◆ **Work instructions**: Take every line from the listing below that contains "code".

◆ **Data to process**:
^^^^^^^^^^^^^^^^
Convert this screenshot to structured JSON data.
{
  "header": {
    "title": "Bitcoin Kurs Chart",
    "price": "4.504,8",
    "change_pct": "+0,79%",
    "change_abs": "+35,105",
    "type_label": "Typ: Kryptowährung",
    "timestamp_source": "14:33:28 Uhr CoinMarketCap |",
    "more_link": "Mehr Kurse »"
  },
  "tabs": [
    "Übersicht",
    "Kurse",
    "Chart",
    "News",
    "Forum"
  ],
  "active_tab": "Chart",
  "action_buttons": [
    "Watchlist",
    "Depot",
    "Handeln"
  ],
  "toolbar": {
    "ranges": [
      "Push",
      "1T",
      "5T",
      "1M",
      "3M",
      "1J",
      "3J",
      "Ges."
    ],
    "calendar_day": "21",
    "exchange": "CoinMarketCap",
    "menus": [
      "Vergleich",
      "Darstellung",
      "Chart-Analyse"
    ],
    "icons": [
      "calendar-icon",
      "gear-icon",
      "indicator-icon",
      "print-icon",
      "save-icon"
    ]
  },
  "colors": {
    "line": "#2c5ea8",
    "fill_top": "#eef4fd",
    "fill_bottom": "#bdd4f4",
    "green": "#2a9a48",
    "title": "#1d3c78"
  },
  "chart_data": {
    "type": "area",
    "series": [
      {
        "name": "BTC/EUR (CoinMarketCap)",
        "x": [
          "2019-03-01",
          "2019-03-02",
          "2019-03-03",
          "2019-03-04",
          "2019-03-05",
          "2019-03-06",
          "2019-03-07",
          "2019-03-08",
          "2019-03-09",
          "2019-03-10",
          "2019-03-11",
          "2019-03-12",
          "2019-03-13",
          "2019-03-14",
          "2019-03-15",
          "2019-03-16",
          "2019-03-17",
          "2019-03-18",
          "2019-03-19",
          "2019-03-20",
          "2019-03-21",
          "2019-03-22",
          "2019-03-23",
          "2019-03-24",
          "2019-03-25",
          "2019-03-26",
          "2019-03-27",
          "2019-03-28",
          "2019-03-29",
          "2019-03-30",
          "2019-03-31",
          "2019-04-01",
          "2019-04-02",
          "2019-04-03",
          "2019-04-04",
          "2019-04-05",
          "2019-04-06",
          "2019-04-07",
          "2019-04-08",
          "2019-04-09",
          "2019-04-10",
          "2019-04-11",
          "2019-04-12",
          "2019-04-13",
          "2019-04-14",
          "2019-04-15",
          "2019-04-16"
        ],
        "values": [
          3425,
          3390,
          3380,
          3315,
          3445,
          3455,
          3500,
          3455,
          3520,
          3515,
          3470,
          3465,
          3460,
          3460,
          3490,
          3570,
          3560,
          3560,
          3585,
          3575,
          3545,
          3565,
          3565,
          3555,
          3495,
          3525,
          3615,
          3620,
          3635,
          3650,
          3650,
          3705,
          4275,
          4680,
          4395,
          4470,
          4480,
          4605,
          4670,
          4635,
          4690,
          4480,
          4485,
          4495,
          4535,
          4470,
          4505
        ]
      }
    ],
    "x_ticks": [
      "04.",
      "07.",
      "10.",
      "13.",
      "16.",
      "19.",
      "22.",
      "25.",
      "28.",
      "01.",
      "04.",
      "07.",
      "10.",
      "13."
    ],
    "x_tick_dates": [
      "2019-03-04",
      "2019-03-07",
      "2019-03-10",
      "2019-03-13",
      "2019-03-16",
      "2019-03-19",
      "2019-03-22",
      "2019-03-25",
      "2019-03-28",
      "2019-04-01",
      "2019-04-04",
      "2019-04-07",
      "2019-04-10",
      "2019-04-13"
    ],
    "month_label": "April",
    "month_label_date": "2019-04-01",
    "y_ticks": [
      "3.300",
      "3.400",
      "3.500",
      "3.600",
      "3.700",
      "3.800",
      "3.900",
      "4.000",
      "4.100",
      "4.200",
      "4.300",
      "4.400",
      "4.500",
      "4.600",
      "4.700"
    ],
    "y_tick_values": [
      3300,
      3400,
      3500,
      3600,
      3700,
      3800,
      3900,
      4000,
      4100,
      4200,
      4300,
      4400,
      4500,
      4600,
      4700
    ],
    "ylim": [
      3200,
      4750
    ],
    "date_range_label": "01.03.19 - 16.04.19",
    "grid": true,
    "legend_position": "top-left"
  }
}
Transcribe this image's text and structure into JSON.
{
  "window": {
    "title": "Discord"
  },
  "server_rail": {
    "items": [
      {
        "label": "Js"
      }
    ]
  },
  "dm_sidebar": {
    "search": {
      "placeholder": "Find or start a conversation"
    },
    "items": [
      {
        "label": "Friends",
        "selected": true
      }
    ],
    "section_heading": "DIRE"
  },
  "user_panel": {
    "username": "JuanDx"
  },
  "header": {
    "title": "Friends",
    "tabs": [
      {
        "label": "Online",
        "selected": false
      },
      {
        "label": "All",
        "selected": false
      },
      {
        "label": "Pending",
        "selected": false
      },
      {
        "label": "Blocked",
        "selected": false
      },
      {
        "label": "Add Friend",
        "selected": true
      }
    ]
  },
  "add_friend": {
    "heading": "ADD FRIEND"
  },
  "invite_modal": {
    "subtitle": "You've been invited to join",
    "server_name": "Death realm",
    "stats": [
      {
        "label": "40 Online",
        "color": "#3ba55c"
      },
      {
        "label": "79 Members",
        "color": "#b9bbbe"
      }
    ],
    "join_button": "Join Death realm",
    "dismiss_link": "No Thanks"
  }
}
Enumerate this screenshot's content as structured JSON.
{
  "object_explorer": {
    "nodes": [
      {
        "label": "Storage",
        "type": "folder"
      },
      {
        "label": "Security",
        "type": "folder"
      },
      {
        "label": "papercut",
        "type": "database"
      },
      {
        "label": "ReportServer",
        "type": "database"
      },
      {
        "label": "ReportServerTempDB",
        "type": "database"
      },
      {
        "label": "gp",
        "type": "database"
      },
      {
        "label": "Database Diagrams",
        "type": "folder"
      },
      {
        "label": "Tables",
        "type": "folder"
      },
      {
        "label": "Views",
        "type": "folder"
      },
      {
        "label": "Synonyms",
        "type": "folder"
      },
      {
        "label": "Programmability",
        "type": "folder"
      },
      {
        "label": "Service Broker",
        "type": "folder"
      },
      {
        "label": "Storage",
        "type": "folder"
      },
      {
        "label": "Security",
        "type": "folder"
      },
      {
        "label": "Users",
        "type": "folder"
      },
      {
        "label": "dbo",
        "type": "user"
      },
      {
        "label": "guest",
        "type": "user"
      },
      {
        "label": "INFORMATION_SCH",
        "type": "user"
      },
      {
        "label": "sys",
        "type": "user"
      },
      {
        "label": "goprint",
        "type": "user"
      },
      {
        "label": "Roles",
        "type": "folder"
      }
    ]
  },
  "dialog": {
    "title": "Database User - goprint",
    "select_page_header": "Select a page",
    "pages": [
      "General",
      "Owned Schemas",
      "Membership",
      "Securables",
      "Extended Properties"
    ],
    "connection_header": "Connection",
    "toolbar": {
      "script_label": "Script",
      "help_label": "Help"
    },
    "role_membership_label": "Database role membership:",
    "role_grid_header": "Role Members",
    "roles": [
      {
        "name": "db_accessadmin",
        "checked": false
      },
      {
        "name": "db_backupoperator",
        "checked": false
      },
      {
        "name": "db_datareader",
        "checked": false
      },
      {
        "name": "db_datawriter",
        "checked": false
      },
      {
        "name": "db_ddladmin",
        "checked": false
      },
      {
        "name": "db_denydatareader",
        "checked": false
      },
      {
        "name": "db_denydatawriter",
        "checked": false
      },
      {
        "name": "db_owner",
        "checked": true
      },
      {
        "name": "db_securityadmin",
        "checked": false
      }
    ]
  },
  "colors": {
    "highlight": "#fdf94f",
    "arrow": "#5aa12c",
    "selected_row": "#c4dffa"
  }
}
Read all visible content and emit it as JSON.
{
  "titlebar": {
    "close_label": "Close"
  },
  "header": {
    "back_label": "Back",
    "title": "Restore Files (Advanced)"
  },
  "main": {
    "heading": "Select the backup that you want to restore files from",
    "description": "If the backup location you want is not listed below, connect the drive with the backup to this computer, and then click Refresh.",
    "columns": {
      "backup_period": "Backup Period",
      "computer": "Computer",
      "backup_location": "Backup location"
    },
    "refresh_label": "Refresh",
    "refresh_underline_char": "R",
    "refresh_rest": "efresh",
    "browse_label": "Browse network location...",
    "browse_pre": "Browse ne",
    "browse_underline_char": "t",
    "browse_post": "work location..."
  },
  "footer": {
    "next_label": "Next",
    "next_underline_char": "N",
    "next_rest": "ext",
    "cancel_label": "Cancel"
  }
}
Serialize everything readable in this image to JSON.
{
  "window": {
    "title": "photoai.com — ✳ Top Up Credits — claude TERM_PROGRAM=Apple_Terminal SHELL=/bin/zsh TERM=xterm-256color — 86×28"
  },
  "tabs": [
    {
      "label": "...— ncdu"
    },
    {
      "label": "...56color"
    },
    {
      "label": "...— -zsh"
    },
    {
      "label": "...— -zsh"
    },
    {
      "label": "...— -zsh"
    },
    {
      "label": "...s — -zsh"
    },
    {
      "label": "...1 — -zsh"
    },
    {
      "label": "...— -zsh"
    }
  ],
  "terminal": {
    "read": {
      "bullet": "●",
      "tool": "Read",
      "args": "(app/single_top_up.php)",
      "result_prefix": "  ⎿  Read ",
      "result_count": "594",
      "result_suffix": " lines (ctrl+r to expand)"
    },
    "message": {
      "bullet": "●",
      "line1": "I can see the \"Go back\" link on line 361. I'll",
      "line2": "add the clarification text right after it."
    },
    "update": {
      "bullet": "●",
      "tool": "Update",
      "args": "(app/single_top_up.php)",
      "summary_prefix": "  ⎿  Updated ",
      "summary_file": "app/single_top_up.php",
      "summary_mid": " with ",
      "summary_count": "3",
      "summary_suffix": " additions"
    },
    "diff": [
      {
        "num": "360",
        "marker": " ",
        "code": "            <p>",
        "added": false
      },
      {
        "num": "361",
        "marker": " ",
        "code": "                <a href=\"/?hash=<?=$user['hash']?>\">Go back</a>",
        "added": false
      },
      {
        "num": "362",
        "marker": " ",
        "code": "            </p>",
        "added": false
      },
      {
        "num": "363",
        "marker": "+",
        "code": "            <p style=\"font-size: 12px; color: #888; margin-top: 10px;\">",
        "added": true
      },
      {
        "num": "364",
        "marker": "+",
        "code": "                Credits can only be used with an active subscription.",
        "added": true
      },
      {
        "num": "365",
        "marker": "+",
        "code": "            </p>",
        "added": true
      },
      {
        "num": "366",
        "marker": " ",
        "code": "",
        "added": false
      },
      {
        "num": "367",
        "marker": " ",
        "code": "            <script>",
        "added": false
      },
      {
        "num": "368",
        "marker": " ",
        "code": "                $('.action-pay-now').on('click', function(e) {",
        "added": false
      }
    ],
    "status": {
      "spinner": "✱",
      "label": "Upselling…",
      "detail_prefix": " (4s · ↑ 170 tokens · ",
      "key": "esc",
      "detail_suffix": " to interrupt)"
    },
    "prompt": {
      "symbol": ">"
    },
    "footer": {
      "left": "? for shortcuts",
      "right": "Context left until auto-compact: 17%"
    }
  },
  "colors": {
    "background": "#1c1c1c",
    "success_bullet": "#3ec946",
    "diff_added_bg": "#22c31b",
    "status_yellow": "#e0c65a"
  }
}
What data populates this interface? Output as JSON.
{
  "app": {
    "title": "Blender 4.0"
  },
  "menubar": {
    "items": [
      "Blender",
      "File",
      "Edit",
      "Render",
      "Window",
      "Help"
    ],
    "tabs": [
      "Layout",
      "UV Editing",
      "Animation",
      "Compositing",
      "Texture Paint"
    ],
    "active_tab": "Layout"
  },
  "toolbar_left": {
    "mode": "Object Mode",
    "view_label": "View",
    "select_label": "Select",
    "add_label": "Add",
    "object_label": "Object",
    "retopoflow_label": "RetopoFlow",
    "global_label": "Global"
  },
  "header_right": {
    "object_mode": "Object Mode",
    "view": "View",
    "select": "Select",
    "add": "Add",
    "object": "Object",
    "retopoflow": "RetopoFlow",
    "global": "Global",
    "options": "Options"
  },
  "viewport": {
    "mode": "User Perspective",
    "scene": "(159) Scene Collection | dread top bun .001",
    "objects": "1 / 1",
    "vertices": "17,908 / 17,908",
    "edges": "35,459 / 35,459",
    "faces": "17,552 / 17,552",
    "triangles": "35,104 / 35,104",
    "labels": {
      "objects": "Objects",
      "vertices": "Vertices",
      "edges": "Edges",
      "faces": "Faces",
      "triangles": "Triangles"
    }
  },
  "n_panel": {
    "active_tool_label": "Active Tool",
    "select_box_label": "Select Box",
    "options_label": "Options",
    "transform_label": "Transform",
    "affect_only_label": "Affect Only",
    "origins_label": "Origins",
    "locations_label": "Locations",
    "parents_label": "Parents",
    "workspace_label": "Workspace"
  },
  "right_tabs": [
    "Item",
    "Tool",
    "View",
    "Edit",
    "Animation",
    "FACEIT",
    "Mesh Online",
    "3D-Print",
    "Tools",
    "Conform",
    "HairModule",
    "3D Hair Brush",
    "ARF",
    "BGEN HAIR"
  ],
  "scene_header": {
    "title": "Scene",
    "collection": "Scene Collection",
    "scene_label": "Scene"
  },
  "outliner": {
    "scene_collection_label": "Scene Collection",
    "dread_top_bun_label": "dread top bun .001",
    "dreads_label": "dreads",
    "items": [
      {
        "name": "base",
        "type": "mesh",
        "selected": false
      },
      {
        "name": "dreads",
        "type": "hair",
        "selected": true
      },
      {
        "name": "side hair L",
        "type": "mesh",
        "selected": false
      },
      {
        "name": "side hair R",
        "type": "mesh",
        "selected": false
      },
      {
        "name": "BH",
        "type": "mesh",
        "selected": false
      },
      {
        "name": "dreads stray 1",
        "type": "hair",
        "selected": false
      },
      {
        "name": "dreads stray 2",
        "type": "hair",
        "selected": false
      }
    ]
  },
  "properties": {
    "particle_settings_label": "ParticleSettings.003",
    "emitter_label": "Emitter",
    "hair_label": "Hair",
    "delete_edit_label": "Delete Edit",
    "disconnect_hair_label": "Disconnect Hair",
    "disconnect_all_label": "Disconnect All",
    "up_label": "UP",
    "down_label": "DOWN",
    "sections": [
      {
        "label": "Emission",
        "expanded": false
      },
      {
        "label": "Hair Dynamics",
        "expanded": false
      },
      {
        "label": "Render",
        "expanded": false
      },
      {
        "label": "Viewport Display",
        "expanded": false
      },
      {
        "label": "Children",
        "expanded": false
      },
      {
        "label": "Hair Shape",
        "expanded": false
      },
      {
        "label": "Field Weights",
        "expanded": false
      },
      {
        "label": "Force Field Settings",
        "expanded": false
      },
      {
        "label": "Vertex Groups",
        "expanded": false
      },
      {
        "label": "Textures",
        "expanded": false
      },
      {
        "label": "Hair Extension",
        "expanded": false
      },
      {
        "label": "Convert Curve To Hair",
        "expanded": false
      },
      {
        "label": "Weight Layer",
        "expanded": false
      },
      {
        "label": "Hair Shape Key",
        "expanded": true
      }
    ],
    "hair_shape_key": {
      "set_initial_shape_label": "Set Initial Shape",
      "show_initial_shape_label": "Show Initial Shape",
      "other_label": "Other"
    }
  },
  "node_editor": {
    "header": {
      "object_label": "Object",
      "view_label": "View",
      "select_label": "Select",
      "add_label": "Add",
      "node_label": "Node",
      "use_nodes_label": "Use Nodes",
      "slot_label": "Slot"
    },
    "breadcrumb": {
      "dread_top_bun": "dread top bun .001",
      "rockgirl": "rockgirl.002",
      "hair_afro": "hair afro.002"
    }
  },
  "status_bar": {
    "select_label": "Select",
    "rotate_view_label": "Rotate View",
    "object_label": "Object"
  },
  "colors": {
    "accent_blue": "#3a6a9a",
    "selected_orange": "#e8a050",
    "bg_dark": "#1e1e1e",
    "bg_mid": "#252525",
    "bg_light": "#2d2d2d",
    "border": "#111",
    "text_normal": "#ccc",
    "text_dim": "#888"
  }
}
^^^^^^^^^^^^^^^^
◆ **Solution for this task**:
        "code": "            <p>",
        "code": "                <a href=\"/?hash=<?=$user['hash']?>\">Go back</a>",
        "code": "            </p>",
        "code": "            <p style=\"font-size: 12px; color: #888; margin-top: 10px;\">",
        "code": "                Credits can only be used with an active subscription.",
        "code": "            </p>",
        "code": "",
        "code": "            <script>",
        "code": "                $('.action-pay-now').on('click', function(e) {",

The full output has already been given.